→ **ENTRIES**:
▬▬▬
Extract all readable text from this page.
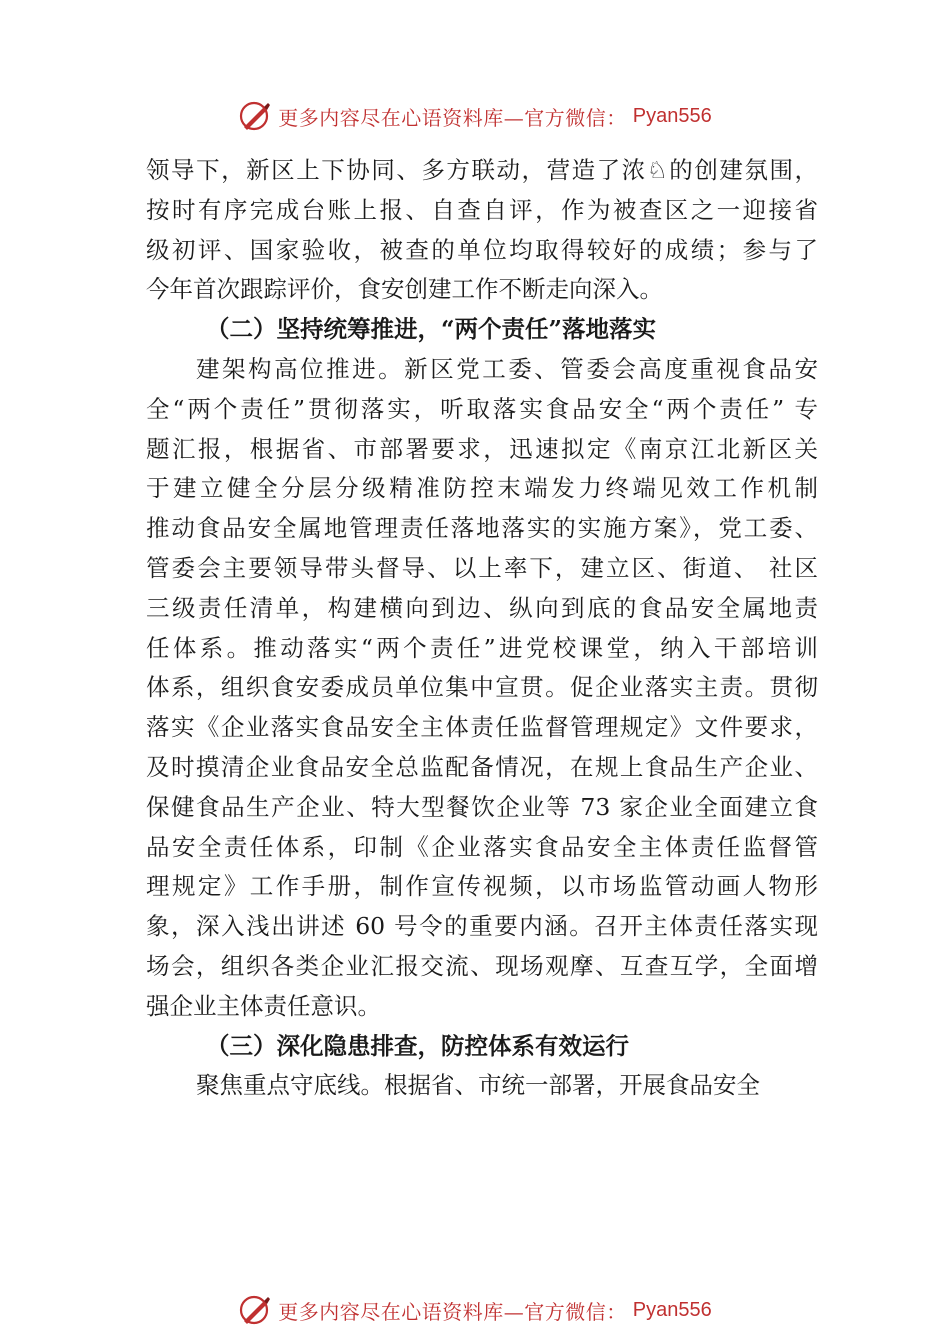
更多内容尽在心语资料库—官方微信： Pyan556
领导下，新区上下协同、多方联动，营造了浓♘的创建氛围，
按时有序完成台账上报、自查自评，作为被查区之一迎接省
级初评、国家验收，被查的单位均取得较好的成绩；参与了
今年首次跟踪评价，食安创建工作不断走向深入。
（二）坚持统筹推进，“两个责任”落地落实
建架构高位推进。新区党工委、管委会高度重视食品安
全“两个责任”贯彻落实，听取落实食品安全“两个责任” 专
题汇报，根据省、市部署要求，迅速拟定《南京江北新区关
于建立健全分层分级精准防控末端发力终端见效工作机制
推动食品安全属地管理责任落地落实的实施方案》，党工委、
管委会主要领导带头督导、以上率下，建立区、街道、 社区
三级责任清单，构建横向到边、纵向到底的食品安全属地责
任体系。推动落实“两个责任”进党校课堂，纳入干部培训
体系，组织食安委成员单位集中宣贯。促企业落实主责。贯彻
落实《企业落实食品安全主体责任监督管理规定》文件要求，
及时摸清企业食品安全总监配备情况，在规上食品生产企业、
保健食品生产企业、特大型餐饮企业等 73 家企业全面建立食
品安全责任体系，印制《企业落实食品安全主体责任监督管
理规定》工作手册，制作宣传视频，以市场监管动画人物形
象，深入浅出讲述 60 号令的重要内涵。召开主体责任落实现
场会，组织各类企业汇报交流、现场观摩、互查互学，全面增
强企业主体责任意识。
（三）深化隐患排查，防控体系有效运行
聚焦重点守底线。根据省、市统一部署，开展食品安全
更多内容尽在心语资料库—官方微信： Pyan556
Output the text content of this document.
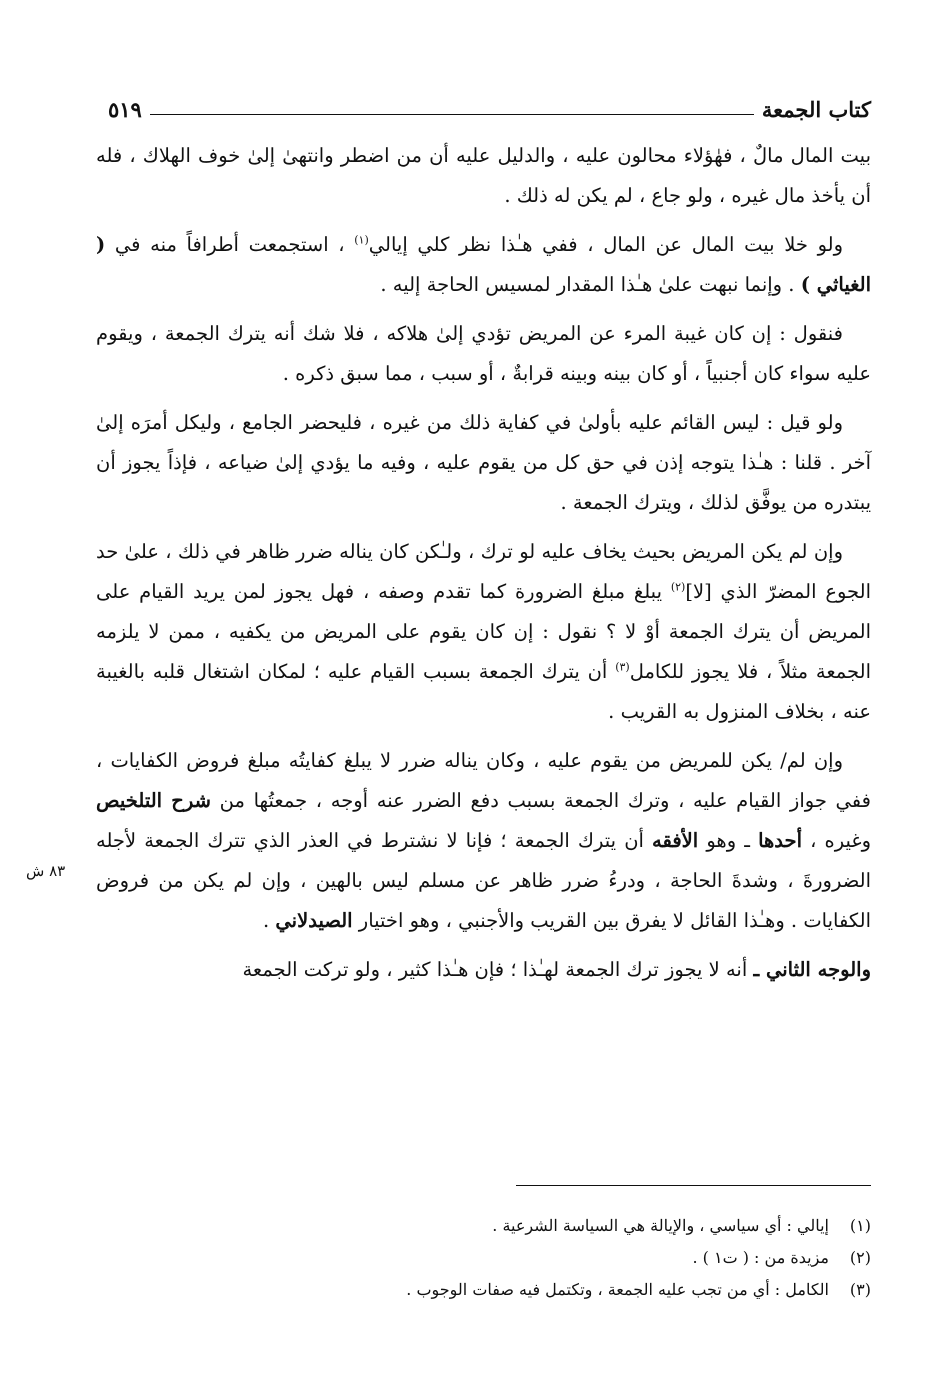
كتاب الجمعة
٥١٩
٨٣ ش

بيت المال مالٌ ، فهٰؤلاء محالون عليه ، والدليل عليه أن من اضطر وانتهىٰ إلىٰ خوف الهلاك ، فله أن يأخذ مال غيره ، ولو جاع ، لم يكن له ذلك .

ولو خلا بيت المال عن المال ، ففي هـٰذا نظر كلي إيالي$^{(١)}$ ، استجمعت أطرافاً منه في ( الغياثي ) . وإنما نبهت علىٰ هـٰذا المقدار لمسيس الحاجة إليه .

فنقول : إن كان غيبة المرء عن المريض تؤدي إلىٰ هلاكه ، فلا شك أنه يترك الجمعة ، ويقوم عليه سواء كان أجنبياً ، أو كان بينه وبينه قرابةٌ ، أو سبب ، مما سبق ذكره .

ولو قيل : ليس القائم عليه بأولىٰ في كفاية ذلك من غيره ، فليحضر الجامع ، وليكل أمرَه إلىٰ آخر . قلنا : هـٰذا يتوجه إذن في حق كل من يقوم عليه ، وفيه ما يؤدي إلىٰ ضياعه ، فإذاً يجوز أن يبتدره من يوفَّق لذلك ، ويترك الجمعة .

وإن لم يكن المريض بحيث يخاف عليه لو ترك ، ولـٰكن كان يناله ضرر ظاهر في ذلك ، علىٰ حد الجوع المضرّ الذي [لا]$^{(٢)}$ يبلغ مبلغ الضرورة كما تقدم وصفه ، فهل يجوز لمن يريد القيام على المريض أن يترك الجمعة أوْ لا ؟ نقول : إن كان يقوم على المريض من يكفيه ، ممن لا يلزمه الجمعة مثلاً ، فلا يجوز للكامل$^{(٣)}$ أن يترك الجمعة بسبب القيام عليه ؛ لمكان اشتغال قلبه بالغيبة عنه ، بخلاف المنزول به القريب .

وإن لم/ يكن للمريض من يقوم عليه ، وكان يناله ضرر لا يبلغ كفايتُه مبلغ فروض الكفايات ، ففي جواز القيام عليه ، وترك الجمعة بسبب دفع الضرر عنه أوجه ، جمعتُها من شرح التلخيص وغيره ، أحدها ـ وهو الأفقه أن يترك الجمعة ؛ فإنا لا نشترط في العذر الذي تترك الجمعة لأجله الضرورةَ ، وشدةَ الحاجة ، ودرءُ ضرر ظاهر عن مسلم ليس بالهين ، وإن لم يكن من فروض الكفايات . وهـٰذا القائل لا يفرق بين القريب والأجنبي ، وهو اختيار الصيدلاني .

والوجه الثاني ـ أنه لا يجوز ترك الجمعة لهـٰذا ؛ فإن هـٰذا كثير ، ولو تركت الجمعة

(١)
إيالي : أي سياسي ، والإيالة هي السياسة الشرعية .
(٢)
مزيدة من : ( ت١ ) .
(٣)
الكامل : أي من تجب عليه الجمعة ، وتكتمل فيه صفات الوجوب .
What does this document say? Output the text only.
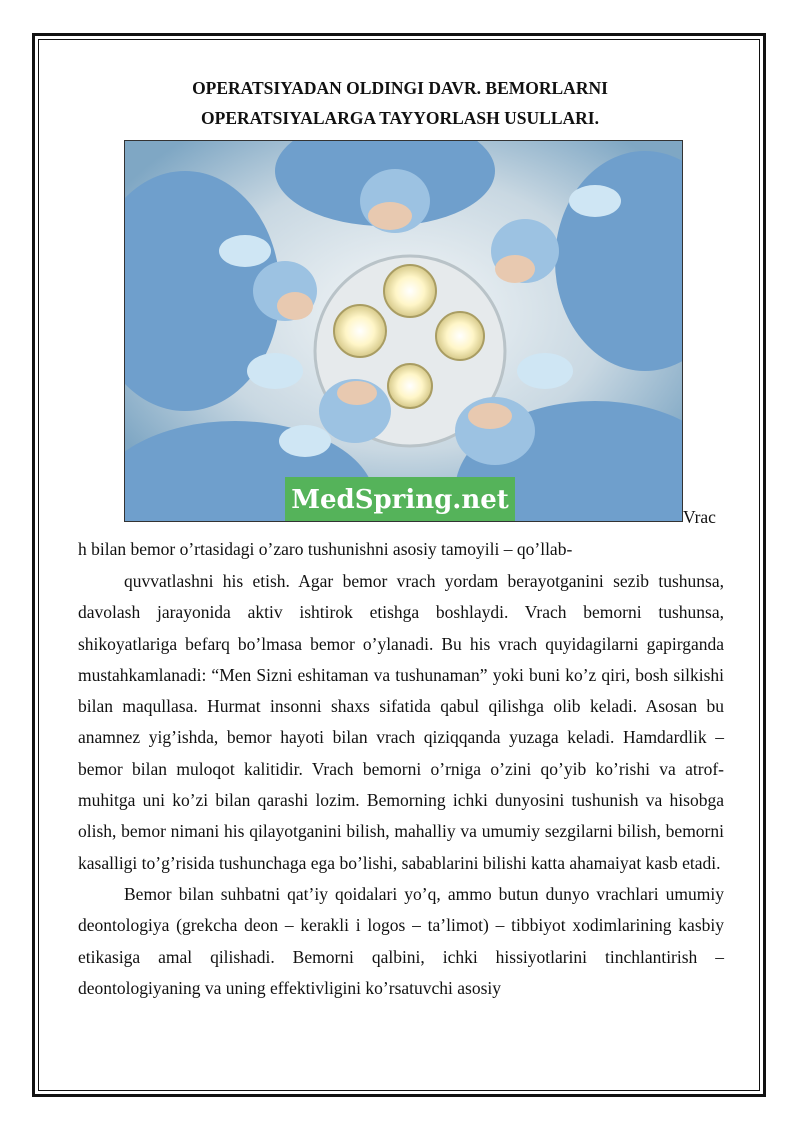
OPERATSIYADAN OLDINGI DAVR. BEMORLARNI
OPERATSIYALARGA TAYYORLASH USULLARI.
MedSpring.net
Vrac
h bilan bemor o’rtasidagi o’zaro tushunishni asosiy tamoyili – qo’llab-

quvvatlashni his etish. Agar bemor vrach yordam berayotganini sezib tushunsa, davolash jarayonida aktiv ishtirok etishga boshlaydi. Vrach bemorni tushunsa, shikoyatlariga befarq bo’lmasa bemor o’ylanadi. Bu his vrach quyidagilarni gapirganda mustahkamlanadi: “Men Sizni eshitaman va tushunaman” yoki buni ko’z qiri, bosh silkishi bilan maqullasa. Hurmat insonni shaxs sifatida qabul qilishga olib keladi. Asosan bu anamnez yig’ishda, bemor hayoti bilan vrach qiziqqanda yuzaga keladi. Hamdardlik – bemor bilan muloqot kalitidir. Vrach bemorni o’rniga o’zini qo’yib ko’rishi va atrof-muhitga uni ko’zi bilan qarashi lozim. Bemorning ichki dunyosini tushunish va hisobga olish, bemor nimani his qilayotganini bilish, mahalliy va umumiy sezgilarni bilish, bemorni kasalligi to’g’risida tushunchaga ega bo’lishi, sabablarini bilishi katta ahamaiyat kasb etadi.

Bemor bilan suhbatni qat’iy qoidalari yo’q, ammo butun dunyo vrachlari umumiy deontologiya (grekcha deon – kerakli i logos – ta’limot) – tibbiyot xodimlarining kasbiy etikasiga amal qilishadi. Bemorni qalbini, ichki hissiyotlarini tinchlantirish – deontologiyaning va uning effektivligini ko’rsatuvchi asosiy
▬▬▬
→ **WHAT YOU NEED TO DO**:
Retype exactly the lines from the one containing "What does this" through the last line of the records above, both included, and leave out any pictures.

→ **RESPONSE**:
What does this document say? Output the text only.
OPERATSIYADAN OLDINGI DAVR. BEMORLARNI
OPERATSIYALARGA TAYYORLASH USULLARI.
MedSpring.net
Vrac
h bilan bemor o’rtasidagi o’zaro tushunishni asosiy tamoyili – qo’llab-

quvvatlashni his etish. Agar bemor vrach yordam berayotganini sezib tushunsa, davolash jarayonida aktiv ishtirok etishga boshlaydi. Vrach bemorni tushunsa, shikoyatlariga befarq bo’lmasa bemor o’ylanadi. Bu his vrach quyidagilarni gapirganda mustahkamlanadi: “Men Sizni eshitaman va tushunaman” yoki buni ko’z qiri, bosh silkishi bilan maqullasa. Hurmat insonni shaxs sifatida qabul qilishga olib keladi. Asosan bu anamnez yig’ishda, bemor hayoti bilan vrach qiziqqanda yuzaga keladi. Hamdardlik – bemor bilan muloqot kalitidir. Vrach bemorni o’rniga o’zini qo’yib ko’rishi va atrof-muhitga uni ko’zi bilan qarashi lozim. Bemorning ichki dunyosini tushunish va hisobga olish, bemor nimani his qilayotganini bilish, mahalliy va umumiy sezgilarni bilish, bemorni kasalligi to’g’risida tushunchaga ega bo’lishi, sabablarini bilishi katta ahamaiyat kasb etadi.

Bemor bilan suhbatni qat’iy qoidalari yo’q, ammo butun dunyo vrachlari umumiy deontologiya (grekcha deon – kerakli i logos – ta’limot) – tibbiyot xodimlarining kasbiy etikasiga amal qilishadi. Bemorni qalbini, ichki hissiyotlarini tinchlantirish – deontologiyaning va uning effektivligini ko’rsatuvchi asosiy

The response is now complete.